## Your objective
Copy out each line below exactly as it appears.

--- Task material ---

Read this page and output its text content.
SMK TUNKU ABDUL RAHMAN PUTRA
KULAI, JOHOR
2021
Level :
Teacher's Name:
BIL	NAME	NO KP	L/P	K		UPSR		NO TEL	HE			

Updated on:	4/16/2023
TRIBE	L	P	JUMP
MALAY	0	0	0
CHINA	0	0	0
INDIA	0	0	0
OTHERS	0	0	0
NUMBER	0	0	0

---

## Result for this exercise
Read this page and output its text content.
SMK TUNKU ABDUL RAHMAN PUTRA
KULAI, JOHOR
2021
Level :
Teacher's Name:
BIL	NAME	NO KP	L/P	K		UPSR		NO TEL	HE			

Updated on:	4/16/2023
TRIBE	L	P	JUMP
MALAY	0	0	0
CHINA	0	0	0
INDIA	0	0	0
OTHERS	0	0	0
NUMBER	0	0	0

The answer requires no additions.